* Data for this task
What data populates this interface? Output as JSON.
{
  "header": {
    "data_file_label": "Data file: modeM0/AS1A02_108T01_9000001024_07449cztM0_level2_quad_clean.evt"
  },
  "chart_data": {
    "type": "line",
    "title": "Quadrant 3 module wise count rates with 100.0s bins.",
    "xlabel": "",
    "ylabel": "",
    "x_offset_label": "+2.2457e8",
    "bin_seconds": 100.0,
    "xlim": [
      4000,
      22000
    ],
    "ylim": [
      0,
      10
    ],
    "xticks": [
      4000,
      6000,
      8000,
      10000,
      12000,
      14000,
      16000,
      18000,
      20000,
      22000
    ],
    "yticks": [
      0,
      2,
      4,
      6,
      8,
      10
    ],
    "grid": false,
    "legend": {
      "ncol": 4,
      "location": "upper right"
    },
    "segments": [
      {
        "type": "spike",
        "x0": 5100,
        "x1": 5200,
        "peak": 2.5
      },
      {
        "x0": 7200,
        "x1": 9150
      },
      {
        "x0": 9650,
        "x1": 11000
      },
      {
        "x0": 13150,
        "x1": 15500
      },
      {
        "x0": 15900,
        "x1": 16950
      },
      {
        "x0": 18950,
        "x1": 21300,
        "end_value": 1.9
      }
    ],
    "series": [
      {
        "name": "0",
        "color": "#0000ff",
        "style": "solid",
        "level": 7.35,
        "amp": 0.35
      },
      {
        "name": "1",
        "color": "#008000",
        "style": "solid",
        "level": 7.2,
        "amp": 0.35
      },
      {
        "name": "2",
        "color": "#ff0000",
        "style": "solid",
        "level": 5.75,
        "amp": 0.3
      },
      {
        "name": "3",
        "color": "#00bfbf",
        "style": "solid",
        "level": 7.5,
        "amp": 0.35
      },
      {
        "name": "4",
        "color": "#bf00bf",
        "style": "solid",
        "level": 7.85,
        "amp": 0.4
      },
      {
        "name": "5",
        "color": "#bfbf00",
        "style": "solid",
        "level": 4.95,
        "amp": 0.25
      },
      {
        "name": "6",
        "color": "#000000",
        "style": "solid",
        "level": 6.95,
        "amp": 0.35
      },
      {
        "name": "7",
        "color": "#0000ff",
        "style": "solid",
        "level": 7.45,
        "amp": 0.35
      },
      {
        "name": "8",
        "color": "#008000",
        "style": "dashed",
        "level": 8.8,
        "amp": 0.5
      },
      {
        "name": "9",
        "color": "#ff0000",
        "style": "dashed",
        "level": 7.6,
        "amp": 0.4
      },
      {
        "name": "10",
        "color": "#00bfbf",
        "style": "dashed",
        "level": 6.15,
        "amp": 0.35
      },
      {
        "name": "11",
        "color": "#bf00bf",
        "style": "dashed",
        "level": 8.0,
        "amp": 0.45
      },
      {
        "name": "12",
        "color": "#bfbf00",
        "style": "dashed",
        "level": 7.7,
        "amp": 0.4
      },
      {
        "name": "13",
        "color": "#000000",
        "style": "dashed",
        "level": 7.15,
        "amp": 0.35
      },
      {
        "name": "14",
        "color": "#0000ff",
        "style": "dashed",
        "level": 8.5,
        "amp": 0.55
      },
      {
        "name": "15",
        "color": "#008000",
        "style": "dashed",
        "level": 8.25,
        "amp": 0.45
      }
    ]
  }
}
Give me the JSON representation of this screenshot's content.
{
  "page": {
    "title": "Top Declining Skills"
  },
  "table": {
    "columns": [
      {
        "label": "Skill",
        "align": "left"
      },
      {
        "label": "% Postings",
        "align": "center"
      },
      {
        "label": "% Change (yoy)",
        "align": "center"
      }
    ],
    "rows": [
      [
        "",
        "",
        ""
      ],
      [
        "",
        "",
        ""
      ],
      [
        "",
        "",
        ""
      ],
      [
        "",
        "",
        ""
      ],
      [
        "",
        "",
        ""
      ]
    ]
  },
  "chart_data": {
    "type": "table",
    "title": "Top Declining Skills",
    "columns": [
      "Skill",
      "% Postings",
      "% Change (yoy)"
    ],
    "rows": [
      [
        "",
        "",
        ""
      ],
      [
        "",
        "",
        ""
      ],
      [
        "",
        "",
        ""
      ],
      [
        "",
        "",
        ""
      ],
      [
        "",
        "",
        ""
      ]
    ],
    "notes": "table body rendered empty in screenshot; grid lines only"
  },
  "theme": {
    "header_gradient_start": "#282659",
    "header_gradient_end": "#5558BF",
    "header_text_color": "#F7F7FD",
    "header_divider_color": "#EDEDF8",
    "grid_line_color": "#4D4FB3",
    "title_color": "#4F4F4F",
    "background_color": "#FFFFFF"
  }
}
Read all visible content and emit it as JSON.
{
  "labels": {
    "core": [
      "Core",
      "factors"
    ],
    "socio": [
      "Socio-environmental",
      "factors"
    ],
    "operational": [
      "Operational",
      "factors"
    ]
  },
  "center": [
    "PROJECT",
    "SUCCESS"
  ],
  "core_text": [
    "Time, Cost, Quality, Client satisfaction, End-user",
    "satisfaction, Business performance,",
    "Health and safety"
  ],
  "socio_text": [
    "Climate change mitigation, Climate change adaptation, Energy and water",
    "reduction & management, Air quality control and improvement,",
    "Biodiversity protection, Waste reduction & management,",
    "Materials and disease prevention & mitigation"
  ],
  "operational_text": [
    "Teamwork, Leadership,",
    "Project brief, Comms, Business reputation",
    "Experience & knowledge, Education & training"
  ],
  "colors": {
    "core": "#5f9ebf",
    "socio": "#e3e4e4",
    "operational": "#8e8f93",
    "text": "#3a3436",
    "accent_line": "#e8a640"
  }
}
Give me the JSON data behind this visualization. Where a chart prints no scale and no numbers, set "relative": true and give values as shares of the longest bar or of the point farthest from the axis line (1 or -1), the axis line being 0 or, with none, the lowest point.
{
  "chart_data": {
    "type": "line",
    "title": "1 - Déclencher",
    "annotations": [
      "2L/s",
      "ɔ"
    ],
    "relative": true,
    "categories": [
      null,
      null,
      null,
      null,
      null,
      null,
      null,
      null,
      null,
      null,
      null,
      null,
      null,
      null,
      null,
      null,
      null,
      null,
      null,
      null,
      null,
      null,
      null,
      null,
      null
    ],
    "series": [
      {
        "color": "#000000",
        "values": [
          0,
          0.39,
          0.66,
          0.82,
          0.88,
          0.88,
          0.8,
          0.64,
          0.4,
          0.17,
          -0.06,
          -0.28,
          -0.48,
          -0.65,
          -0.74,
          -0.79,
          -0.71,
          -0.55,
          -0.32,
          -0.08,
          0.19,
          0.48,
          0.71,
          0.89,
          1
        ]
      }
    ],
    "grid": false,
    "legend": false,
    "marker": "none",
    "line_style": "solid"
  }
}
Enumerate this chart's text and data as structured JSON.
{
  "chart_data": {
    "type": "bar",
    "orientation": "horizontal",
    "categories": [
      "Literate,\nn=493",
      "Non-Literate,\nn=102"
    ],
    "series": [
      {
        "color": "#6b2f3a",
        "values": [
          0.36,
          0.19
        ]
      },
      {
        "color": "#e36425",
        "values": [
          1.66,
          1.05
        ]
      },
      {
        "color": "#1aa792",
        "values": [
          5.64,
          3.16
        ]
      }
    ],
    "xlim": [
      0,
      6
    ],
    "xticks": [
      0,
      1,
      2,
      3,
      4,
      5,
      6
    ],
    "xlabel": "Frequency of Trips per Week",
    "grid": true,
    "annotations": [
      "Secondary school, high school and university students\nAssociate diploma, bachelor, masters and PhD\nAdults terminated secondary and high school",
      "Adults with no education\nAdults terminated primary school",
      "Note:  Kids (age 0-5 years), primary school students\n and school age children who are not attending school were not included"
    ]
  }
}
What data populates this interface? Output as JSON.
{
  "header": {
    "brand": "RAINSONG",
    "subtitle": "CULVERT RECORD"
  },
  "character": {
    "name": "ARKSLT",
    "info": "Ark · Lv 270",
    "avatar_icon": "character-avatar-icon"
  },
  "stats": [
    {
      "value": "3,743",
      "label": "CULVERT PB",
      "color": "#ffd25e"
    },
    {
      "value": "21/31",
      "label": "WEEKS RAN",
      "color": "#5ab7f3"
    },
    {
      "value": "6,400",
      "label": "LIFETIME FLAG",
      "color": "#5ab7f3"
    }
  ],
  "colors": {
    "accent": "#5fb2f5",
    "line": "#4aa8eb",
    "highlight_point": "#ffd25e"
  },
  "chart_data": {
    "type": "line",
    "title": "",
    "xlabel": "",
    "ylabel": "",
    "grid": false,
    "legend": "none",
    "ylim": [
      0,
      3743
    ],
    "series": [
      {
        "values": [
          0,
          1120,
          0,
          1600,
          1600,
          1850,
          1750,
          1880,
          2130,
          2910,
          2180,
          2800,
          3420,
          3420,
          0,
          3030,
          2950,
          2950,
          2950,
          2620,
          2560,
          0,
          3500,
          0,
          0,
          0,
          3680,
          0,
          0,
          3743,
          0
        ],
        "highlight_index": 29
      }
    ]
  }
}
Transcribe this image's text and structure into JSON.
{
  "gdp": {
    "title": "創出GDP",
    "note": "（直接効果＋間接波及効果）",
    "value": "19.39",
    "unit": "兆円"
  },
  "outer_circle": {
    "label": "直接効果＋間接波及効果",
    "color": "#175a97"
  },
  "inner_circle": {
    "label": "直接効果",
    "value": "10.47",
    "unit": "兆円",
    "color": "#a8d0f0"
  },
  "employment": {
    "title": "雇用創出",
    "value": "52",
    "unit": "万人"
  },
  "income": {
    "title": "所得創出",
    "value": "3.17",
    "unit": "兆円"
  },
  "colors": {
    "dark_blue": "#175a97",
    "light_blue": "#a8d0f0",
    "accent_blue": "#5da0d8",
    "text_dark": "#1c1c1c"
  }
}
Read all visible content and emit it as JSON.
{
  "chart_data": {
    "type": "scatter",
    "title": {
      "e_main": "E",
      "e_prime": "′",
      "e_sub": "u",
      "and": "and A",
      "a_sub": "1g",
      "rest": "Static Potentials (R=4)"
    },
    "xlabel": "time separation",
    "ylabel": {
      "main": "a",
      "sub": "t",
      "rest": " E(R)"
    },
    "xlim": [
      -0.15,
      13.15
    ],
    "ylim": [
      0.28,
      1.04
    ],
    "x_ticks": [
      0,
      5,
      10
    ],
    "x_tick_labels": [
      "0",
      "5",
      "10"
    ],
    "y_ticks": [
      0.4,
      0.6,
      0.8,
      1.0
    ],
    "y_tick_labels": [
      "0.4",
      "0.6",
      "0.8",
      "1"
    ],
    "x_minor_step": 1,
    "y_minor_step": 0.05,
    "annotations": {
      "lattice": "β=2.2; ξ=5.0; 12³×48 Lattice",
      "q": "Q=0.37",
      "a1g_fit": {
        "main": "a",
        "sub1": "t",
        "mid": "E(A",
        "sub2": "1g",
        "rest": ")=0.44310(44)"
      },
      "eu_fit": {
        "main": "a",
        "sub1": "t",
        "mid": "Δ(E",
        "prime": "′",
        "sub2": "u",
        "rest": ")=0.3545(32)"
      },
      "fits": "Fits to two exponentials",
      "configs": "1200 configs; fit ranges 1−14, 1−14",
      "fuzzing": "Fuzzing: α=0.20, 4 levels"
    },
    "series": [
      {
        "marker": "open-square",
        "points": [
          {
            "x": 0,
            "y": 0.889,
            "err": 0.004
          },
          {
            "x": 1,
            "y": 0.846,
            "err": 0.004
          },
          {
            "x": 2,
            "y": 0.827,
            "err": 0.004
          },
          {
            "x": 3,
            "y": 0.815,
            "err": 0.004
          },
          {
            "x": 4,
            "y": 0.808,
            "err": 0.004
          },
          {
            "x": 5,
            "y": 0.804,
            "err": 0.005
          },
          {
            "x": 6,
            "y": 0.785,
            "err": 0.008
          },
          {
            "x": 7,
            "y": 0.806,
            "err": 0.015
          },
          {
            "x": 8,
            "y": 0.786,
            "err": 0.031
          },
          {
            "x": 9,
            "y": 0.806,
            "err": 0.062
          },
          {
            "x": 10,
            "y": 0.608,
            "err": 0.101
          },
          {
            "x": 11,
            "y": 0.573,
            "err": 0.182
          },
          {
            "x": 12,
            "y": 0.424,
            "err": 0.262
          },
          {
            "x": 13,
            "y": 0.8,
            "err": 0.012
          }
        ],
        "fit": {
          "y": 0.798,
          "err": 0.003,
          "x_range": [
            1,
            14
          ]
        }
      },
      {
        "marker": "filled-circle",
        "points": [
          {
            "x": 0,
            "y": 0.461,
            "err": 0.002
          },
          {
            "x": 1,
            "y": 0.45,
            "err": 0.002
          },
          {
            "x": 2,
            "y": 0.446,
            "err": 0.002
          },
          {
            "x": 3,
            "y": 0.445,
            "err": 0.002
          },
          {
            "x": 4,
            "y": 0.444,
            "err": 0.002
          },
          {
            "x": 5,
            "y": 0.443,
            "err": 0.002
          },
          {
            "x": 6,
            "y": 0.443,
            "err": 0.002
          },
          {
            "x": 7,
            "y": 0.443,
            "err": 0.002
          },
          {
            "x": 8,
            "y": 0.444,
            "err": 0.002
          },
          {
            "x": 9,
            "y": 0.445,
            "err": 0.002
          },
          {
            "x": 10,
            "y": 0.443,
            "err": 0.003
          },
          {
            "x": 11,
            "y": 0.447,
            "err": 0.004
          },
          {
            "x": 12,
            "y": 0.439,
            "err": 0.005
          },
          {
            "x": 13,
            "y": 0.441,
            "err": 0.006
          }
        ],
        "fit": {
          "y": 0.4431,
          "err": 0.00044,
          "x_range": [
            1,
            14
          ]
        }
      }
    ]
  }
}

* Work required
List the lines of the material in which the word "true" occurs.

* Problem solution
Give me the JSON data behind this visualization. Where a chart prints no scale and no numbers, set "relative": true and give values as shares of the longest bar or of the point farthest from the axis line (1 or -1), the axis line being 0 or, with none, the lowest point.
    "relative": true,
    "grid": true,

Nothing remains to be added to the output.